■ Dataset rows ■
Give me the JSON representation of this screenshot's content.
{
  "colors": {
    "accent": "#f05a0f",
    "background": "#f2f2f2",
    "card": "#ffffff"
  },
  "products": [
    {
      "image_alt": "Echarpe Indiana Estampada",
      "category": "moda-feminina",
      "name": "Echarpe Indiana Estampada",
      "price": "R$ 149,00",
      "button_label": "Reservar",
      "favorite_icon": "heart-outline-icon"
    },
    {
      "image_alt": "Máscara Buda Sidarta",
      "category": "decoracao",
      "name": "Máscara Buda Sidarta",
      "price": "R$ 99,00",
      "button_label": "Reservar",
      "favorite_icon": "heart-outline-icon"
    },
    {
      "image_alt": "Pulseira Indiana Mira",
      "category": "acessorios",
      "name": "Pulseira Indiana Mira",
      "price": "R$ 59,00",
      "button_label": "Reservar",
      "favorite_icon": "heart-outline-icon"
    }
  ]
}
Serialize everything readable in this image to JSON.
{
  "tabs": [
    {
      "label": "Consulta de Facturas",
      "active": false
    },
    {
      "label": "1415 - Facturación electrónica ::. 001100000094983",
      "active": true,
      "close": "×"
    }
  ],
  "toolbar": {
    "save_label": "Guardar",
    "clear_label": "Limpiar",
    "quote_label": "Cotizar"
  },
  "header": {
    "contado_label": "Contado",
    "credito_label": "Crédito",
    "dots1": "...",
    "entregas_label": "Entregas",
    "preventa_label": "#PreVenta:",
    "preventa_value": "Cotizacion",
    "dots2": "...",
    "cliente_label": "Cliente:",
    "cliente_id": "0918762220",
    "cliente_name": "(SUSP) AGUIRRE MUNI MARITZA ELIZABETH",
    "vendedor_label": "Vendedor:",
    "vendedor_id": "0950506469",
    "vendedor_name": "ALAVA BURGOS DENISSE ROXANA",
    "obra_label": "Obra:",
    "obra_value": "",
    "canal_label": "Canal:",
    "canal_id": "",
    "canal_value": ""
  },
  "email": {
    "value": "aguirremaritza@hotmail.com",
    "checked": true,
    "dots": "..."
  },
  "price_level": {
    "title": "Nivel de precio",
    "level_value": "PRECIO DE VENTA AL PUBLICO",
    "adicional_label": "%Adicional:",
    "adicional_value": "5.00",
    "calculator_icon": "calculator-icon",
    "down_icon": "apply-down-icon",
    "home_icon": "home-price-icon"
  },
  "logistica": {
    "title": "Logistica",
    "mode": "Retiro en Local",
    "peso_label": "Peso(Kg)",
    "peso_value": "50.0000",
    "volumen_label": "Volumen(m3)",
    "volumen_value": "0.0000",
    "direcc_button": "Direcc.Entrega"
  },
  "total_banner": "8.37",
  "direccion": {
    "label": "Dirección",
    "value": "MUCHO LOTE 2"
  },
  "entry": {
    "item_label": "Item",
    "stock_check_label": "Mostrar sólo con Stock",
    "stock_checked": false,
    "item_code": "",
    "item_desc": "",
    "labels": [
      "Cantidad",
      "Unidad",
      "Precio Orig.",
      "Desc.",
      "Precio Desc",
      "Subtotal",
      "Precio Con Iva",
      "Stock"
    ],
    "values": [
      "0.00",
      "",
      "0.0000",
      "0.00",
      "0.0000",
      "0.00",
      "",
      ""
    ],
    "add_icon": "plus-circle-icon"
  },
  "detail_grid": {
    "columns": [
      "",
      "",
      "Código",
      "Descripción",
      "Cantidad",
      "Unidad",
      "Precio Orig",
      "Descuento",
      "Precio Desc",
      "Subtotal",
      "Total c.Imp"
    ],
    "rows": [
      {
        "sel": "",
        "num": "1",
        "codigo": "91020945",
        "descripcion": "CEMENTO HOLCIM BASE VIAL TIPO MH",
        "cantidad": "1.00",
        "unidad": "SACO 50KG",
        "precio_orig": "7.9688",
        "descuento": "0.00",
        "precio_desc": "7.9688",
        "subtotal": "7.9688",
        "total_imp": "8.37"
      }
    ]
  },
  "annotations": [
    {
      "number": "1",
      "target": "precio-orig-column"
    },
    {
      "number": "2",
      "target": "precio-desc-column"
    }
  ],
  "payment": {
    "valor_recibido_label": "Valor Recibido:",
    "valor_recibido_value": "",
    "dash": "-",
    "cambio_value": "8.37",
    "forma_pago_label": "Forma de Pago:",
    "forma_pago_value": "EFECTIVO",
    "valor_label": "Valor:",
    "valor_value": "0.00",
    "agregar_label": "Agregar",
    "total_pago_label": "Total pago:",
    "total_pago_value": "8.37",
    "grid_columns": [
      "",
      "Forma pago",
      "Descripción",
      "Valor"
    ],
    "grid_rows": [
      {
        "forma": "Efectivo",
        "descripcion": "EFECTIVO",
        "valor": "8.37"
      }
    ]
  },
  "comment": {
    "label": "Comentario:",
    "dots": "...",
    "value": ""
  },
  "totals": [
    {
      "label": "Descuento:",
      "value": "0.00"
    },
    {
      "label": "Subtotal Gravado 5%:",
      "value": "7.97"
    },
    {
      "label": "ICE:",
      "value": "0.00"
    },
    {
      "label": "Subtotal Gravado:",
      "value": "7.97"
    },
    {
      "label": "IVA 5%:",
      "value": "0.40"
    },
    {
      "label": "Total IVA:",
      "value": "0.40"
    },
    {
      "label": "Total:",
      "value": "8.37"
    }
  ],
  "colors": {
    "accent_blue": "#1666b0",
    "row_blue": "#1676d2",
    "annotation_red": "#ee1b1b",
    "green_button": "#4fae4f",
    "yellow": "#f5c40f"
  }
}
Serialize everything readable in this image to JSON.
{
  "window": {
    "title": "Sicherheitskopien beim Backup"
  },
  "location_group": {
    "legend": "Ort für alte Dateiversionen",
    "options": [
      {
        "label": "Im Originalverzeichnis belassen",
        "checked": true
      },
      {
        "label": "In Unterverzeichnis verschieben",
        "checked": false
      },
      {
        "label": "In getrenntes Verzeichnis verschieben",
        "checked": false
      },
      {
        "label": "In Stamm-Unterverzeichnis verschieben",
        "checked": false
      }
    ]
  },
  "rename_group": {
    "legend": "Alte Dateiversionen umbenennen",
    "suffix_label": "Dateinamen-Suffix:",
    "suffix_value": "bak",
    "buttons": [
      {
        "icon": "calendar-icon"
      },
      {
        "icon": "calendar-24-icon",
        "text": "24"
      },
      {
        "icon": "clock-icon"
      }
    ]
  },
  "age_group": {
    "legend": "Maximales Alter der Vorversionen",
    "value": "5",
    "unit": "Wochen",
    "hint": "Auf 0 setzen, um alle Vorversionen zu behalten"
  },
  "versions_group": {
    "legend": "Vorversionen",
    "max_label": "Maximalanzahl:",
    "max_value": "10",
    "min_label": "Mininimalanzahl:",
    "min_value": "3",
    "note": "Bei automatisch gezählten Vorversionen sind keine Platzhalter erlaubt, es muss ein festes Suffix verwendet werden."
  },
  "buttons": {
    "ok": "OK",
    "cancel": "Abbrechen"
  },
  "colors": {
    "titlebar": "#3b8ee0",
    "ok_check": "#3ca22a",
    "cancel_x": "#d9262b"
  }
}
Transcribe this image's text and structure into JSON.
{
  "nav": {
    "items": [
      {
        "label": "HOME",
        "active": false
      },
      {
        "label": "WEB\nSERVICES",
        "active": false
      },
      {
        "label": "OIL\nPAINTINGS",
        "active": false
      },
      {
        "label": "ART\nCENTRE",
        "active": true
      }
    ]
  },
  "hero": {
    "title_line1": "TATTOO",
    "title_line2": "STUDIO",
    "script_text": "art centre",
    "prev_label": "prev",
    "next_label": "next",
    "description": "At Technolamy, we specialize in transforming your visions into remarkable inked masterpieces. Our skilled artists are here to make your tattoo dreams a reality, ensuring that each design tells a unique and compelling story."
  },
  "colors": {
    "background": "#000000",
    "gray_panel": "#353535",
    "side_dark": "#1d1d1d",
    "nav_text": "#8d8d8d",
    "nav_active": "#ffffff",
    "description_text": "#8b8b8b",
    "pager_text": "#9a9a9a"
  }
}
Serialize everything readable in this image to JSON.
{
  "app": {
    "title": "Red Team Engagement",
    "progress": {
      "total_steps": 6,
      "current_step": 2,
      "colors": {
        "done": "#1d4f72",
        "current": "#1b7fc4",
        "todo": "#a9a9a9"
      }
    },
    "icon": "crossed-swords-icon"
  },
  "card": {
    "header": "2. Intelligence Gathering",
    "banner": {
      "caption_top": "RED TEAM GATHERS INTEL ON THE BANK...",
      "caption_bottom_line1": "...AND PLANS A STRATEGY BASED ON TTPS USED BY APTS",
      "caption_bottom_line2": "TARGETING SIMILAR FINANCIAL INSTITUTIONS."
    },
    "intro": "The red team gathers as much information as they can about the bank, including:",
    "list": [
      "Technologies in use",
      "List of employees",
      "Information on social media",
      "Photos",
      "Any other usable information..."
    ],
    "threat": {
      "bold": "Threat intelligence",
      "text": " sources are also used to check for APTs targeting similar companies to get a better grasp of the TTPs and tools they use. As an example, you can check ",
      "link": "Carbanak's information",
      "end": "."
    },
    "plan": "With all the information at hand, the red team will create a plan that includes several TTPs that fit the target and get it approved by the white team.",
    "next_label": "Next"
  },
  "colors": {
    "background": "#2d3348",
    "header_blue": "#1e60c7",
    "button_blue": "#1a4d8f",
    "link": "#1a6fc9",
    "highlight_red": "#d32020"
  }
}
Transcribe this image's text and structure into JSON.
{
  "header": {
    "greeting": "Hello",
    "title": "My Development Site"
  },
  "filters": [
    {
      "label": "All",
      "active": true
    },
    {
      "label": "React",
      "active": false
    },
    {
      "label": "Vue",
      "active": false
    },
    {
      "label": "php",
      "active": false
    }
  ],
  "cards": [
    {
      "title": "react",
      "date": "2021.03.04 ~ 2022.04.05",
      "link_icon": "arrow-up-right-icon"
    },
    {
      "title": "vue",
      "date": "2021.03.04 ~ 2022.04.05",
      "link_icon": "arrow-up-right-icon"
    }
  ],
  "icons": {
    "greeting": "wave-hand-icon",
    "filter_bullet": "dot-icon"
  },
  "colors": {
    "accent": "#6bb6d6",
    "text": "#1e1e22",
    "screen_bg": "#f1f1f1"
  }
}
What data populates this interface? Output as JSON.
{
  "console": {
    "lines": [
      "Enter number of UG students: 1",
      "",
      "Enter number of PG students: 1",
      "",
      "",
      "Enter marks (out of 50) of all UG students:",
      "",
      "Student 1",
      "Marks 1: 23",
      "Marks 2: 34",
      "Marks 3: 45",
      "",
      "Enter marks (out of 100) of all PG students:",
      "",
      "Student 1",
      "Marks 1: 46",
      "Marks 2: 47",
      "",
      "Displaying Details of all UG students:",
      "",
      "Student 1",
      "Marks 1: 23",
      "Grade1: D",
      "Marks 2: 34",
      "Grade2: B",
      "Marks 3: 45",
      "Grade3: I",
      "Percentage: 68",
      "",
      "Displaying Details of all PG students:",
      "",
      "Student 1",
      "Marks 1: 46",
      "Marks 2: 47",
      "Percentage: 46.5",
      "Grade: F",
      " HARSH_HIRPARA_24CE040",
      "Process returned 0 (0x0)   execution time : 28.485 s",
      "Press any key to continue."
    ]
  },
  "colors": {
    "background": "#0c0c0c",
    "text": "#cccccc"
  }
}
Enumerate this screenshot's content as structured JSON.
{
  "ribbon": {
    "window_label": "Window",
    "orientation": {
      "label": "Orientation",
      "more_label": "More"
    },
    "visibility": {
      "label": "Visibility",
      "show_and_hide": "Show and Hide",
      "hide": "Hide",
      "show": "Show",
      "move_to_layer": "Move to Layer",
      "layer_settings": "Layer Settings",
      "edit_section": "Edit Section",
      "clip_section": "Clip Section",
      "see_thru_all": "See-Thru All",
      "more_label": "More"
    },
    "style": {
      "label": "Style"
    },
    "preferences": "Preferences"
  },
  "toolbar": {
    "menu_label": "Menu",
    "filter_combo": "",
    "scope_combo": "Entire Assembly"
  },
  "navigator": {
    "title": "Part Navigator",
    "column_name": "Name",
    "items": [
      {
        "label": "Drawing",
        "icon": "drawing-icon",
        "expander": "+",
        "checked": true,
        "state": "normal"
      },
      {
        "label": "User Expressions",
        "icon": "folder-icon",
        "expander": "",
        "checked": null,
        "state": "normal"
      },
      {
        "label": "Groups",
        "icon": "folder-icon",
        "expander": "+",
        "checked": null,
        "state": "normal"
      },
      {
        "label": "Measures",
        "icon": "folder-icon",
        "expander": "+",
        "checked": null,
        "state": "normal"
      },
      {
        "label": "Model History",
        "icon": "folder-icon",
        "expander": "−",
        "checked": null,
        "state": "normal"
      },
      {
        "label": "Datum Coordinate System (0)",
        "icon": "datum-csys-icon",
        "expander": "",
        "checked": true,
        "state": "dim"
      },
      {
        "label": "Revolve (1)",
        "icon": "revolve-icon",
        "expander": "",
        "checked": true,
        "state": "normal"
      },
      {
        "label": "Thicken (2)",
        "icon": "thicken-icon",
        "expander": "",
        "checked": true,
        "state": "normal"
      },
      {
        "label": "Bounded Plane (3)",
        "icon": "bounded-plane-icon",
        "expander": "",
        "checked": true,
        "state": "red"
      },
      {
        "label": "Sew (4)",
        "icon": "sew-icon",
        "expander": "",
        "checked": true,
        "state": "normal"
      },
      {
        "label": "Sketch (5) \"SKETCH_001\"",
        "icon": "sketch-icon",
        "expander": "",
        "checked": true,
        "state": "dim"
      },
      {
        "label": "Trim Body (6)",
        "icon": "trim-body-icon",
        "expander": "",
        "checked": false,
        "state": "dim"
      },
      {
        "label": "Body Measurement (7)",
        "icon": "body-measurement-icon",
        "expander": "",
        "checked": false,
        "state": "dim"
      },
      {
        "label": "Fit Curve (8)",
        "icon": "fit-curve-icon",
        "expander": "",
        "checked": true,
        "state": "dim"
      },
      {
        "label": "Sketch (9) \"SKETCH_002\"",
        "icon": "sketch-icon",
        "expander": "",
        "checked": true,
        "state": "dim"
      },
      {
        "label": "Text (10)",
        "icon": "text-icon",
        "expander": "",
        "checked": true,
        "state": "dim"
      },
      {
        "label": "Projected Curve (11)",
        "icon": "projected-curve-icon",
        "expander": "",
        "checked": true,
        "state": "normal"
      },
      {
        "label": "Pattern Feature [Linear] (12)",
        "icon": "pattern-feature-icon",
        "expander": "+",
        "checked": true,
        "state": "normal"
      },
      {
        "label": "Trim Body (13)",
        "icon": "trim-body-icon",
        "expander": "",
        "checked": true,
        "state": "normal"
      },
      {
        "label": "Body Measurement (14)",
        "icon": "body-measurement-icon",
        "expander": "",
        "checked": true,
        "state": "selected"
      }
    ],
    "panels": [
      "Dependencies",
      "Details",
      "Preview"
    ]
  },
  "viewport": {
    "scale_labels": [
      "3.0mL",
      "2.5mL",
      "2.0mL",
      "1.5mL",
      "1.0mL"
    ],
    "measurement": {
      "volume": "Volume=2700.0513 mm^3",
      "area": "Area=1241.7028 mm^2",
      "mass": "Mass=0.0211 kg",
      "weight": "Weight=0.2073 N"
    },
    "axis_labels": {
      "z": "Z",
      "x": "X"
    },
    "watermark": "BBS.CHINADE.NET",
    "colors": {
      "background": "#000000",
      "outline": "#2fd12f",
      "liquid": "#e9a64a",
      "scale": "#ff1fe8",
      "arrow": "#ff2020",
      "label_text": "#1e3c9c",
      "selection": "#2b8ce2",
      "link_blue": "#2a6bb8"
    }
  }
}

■ Exercise ■
Pick out each line containing the string "that" and copy it.

■ Written response ■
    "description": "At Technolamy, we specialize in transforming your visions into remarkable inked masterpieces. Our skilled artists are here to make your tattoo dreams a reality, ensuring that each design tells a unique and compelling story."
    "plan": "With all the information at hand, the red team will create a plan that includes several TTPs that fit the target and get it approved by the white team.",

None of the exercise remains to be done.